Copy all the material below, exactly as it stands.

**** EXERCISE DATA ****

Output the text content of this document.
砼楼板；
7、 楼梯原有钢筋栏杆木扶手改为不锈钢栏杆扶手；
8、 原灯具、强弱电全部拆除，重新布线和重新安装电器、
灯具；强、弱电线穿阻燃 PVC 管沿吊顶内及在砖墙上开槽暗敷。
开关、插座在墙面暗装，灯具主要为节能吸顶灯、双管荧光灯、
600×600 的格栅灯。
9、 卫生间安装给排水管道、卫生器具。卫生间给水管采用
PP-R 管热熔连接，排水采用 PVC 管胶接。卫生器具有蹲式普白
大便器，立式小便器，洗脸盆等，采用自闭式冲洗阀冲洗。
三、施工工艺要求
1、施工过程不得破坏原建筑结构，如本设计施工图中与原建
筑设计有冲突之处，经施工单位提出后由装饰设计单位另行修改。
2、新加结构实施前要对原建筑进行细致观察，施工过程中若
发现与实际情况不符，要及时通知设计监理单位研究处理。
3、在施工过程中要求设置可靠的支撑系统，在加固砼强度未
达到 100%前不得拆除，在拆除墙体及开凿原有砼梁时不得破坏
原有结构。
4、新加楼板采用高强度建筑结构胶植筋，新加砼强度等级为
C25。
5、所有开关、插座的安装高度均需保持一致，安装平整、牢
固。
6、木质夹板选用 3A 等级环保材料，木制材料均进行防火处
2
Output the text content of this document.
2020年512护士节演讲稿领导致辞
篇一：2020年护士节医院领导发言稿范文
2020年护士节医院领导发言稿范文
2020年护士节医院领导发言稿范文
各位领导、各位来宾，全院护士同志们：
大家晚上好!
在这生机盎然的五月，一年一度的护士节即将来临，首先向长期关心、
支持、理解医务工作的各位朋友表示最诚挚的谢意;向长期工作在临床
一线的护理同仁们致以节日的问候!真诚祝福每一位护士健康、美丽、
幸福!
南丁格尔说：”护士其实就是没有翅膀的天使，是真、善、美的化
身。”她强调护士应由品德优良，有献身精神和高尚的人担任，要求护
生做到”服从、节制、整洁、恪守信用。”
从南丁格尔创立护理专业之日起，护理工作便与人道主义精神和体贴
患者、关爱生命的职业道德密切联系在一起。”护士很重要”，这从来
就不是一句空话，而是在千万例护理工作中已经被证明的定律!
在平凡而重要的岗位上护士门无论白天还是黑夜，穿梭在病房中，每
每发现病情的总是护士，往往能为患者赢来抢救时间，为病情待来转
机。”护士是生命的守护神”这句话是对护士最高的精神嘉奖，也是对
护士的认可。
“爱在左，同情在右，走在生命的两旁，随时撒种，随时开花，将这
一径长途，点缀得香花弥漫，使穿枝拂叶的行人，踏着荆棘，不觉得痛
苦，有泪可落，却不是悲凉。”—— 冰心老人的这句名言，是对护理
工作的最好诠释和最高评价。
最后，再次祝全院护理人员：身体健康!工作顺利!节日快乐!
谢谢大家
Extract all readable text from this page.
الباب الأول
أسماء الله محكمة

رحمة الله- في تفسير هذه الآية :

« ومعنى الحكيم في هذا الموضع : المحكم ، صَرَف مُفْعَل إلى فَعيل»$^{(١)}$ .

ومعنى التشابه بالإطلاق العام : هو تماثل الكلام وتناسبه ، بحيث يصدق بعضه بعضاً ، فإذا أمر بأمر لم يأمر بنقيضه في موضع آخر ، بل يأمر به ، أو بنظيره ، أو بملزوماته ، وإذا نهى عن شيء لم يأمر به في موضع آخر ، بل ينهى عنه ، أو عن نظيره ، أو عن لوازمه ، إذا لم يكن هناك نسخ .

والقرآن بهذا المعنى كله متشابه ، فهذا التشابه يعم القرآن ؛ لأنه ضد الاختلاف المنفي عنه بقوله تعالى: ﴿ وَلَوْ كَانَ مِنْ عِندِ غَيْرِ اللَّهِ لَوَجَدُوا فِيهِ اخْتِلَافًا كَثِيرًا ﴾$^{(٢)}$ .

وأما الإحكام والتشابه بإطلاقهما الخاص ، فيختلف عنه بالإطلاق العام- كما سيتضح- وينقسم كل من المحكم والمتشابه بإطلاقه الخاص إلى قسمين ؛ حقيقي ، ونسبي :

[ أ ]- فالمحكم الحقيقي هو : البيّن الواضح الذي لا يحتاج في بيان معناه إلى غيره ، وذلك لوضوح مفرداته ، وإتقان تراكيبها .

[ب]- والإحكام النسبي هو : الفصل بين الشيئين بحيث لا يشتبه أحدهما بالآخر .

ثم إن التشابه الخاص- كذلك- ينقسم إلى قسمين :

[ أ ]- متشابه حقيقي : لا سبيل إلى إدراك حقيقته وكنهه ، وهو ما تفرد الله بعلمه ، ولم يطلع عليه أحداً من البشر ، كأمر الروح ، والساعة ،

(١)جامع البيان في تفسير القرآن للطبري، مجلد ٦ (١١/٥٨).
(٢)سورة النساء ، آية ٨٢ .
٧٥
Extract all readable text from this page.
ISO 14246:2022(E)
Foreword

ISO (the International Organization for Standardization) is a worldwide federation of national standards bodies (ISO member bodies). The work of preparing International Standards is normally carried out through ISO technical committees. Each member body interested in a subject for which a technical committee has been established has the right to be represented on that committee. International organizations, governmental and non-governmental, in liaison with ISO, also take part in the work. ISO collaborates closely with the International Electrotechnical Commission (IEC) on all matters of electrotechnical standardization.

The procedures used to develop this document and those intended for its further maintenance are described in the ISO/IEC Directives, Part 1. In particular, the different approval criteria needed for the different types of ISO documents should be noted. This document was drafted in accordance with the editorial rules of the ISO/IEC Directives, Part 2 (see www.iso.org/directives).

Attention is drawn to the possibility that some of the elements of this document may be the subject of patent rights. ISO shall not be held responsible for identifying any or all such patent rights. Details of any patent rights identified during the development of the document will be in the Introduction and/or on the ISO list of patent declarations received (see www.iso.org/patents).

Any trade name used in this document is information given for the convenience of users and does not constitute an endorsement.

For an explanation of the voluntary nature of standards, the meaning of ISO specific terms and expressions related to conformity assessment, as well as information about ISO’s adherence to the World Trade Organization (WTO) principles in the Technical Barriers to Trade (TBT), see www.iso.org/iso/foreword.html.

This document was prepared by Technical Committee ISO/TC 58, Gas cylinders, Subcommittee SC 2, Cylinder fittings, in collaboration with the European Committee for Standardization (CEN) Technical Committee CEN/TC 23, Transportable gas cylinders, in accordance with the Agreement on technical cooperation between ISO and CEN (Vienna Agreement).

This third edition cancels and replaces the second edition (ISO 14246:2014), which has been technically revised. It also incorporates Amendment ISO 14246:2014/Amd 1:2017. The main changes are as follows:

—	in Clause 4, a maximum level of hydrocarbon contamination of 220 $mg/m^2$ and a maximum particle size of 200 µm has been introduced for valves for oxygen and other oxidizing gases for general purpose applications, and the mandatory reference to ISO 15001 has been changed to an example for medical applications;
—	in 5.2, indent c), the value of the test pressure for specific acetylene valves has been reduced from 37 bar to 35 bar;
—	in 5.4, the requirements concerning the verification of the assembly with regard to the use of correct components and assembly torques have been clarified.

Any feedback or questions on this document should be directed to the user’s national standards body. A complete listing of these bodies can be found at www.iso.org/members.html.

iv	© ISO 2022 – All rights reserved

****

RESPONSE TO THIS EXERCISE
Output the text content of this document.
砼楼板；
7、 楼梯原有钢筋栏杆木扶手改为不锈钢栏杆扶手；
8、 原灯具、强弱电全部拆除，重新布线和重新安装电器、
灯具；强、弱电线穿阻燃 PVC 管沿吊顶内及在砖墙上开槽暗敷。
开关、插座在墙面暗装，灯具主要为节能吸顶灯、双管荧光灯、
600×600 的格栅灯。
9、 卫生间安装给排水管道、卫生器具。卫生间给水管采用
PP-R 管热熔连接，排水采用 PVC 管胶接。卫生器具有蹲式普白
大便器，立式小便器，洗脸盆等，采用自闭式冲洗阀冲洗。
三、施工工艺要求
1、施工过程不得破坏原建筑结构，如本设计施工图中与原建
筑设计有冲突之处，经施工单位提出后由装饰设计单位另行修改。
2、新加结构实施前要对原建筑进行细致观察，施工过程中若
发现与实际情况不符，要及时通知设计监理单位研究处理。
3、在施工过程中要求设置可靠的支撑系统，在加固砼强度未
达到 100%前不得拆除，在拆除墙体及开凿原有砼梁时不得破坏
原有结构。
4、新加楼板采用高强度建筑结构胶植筋，新加砼强度等级为
C25。
5、所有开关、插座的安装高度均需保持一致，安装平整、牢
固。
6、木质夹板选用 3A 等级环保材料，木制材料均进行防火处
2
Output the text content of this document.
2020年512护士节演讲稿领导致辞
篇一：2020年护士节医院领导发言稿范文
2020年护士节医院领导发言稿范文
2020年护士节医院领导发言稿范文
各位领导、各位来宾，全院护士同志们：
大家晚上好!
在这生机盎然的五月，一年一度的护士节即将来临，首先向长期关心、
支持、理解医务工作的各位朋友表示最诚挚的谢意;向长期工作在临床
一线的护理同仁们致以节日的问候!真诚祝福每一位护士健康、美丽、
幸福!
南丁格尔说：”护士其实就是没有翅膀的天使，是真、善、美的化
身。”她强调护士应由品德优良，有献身精神和高尚的人担任，要求护
生做到”服从、节制、整洁、恪守信用。”
从南丁格尔创立护理专业之日起，护理工作便与人道主义精神和体贴
患者、关爱生命的职业道德密切联系在一起。”护士很重要”，这从来
就不是一句空话，而是在千万例护理工作中已经被证明的定律!
在平凡而重要的岗位上护士门无论白天还是黑夜，穿梭在病房中，每
每发现病情的总是护士，往往能为患者赢来抢救时间，为病情待来转
机。”护士是生命的守护神”这句话是对护士最高的精神嘉奖，也是对
护士的认可。
“爱在左，同情在右，走在生命的两旁，随时撒种，随时开花，将这
一径长途，点缀得香花弥漫，使穿枝拂叶的行人，踏着荆棘，不觉得痛
苦，有泪可落，却不是悲凉。”—— 冰心老人的这句名言，是对护理
工作的最好诠释和最高评价。
最后，再次祝全院护理人员：身体健康!工作顺利!节日快乐!
谢谢大家
Extract all readable text from this page.
الباب الأول
أسماء الله محكمة

رحمة الله- في تفسير هذه الآية :

« ومعنى الحكيم في هذا الموضع : المحكم ، صَرَف مُفْعَل إلى فَعيل»$^{(١)}$ .

ومعنى التشابه بالإطلاق العام : هو تماثل الكلام وتناسبه ، بحيث يصدق بعضه بعضاً ، فإذا أمر بأمر لم يأمر بنقيضه في موضع آخر ، بل يأمر به ، أو بنظيره ، أو بملزوماته ، وإذا نهى عن شيء لم يأمر به في موضع آخر ، بل ينهى عنه ، أو عن نظيره ، أو عن لوازمه ، إذا لم يكن هناك نسخ .

والقرآن بهذا المعنى كله متشابه ، فهذا التشابه يعم القرآن ؛ لأنه ضد الاختلاف المنفي عنه بقوله تعالى: ﴿ وَلَوْ كَانَ مِنْ عِندِ غَيْرِ اللَّهِ لَوَجَدُوا فِيهِ اخْتِلَافًا كَثِيرًا ﴾$^{(٢)}$ .

وأما الإحكام والتشابه بإطلاقهما الخاص ، فيختلف عنه بالإطلاق العام- كما سيتضح- وينقسم كل من المحكم والمتشابه بإطلاقه الخاص إلى قسمين ؛ حقيقي ، ونسبي :

[ أ ]- فالمحكم الحقيقي هو : البيّن الواضح الذي لا يحتاج في بيان معناه إلى غيره ، وذلك لوضوح مفرداته ، وإتقان تراكيبها .

[ب]- والإحكام النسبي هو : الفصل بين الشيئين بحيث لا يشتبه أحدهما بالآخر .

ثم إن التشابه الخاص- كذلك- ينقسم إلى قسمين :

[ أ ]- متشابه حقيقي : لا سبيل إلى إدراك حقيقته وكنهه ، وهو ما تفرد الله بعلمه ، ولم يطلع عليه أحداً من البشر ، كأمر الروح ، والساعة ،

(١)جامع البيان في تفسير القرآن للطبري، مجلد ٦ (١١/٥٨).
(٢)سورة النساء ، آية ٨٢ .
٧٥
Extract all readable text from this page.
ISO 14246:2022(E)
Foreword

ISO (the International Organization for Standardization) is a worldwide federation of national standards bodies (ISO member bodies). The work of preparing International Standards is normally carried out through ISO technical committees. Each member body interested in a subject for which a technical committee has been established has the right to be represented on that committee. International organizations, governmental and non-governmental, in liaison with ISO, also take part in the work. ISO collaborates closely with the International Electrotechnical Commission (IEC) on all matters of electrotechnical standardization.

The procedures used to develop this document and those intended for its further maintenance are described in the ISO/IEC Directives, Part 1. In particular, the different approval criteria needed for the different types of ISO documents should be noted. This document was drafted in accordance with the editorial rules of the ISO/IEC Directives, Part 2 (see www.iso.org/directives).

Attention is drawn to the possibility that some of the elements of this document may be the subject of patent rights. ISO shall not be held responsible for identifying any or all such patent rights. Details of any patent rights identified during the development of the document will be in the Introduction and/or on the ISO list of patent declarations received (see www.iso.org/patents).

Any trade name used in this document is information given for the convenience of users and does not constitute an endorsement.

For an explanation of the voluntary nature of standards, the meaning of ISO specific terms and expressions related to conformity assessment, as well as information about ISO’s adherence to the World Trade Organization (WTO) principles in the Technical Barriers to Trade (TBT), see www.iso.org/iso/foreword.html.

This document was prepared by Technical Committee ISO/TC 58, Gas cylinders, Subcommittee SC 2, Cylinder fittings, in collaboration with the European Committee for Standardization (CEN) Technical Committee CEN/TC 23, Transportable gas cylinders, in accordance with the Agreement on technical cooperation between ISO and CEN (Vienna Agreement).

This third edition cancels and replaces the second edition (ISO 14246:2014), which has been technically revised. It also incorporates Amendment ISO 14246:2014/Amd 1:2017. The main changes are as follows:

—	in Clause 4, a maximum level of hydrocarbon contamination of 220 $mg/m^2$ and a maximum particle size of 200 µm has been introduced for valves for oxygen and other oxidizing gases for general purpose applications, and the mandatory reference to ISO 15001 has been changed to an example for medical applications;
—	in 5.2, indent c), the value of the test pressure for specific acetylene valves has been reduced from 37 bar to 35 bar;
—	in 5.4, the requirements concerning the verification of the assembly with regard to the use of correct components and assembly torques have been clarified.

Any feedback or questions on this document should be directed to the user’s national standards body. A complete listing of these bodies can be found at www.iso.org/members.html.

iv	© ISO 2022 – All rights reserved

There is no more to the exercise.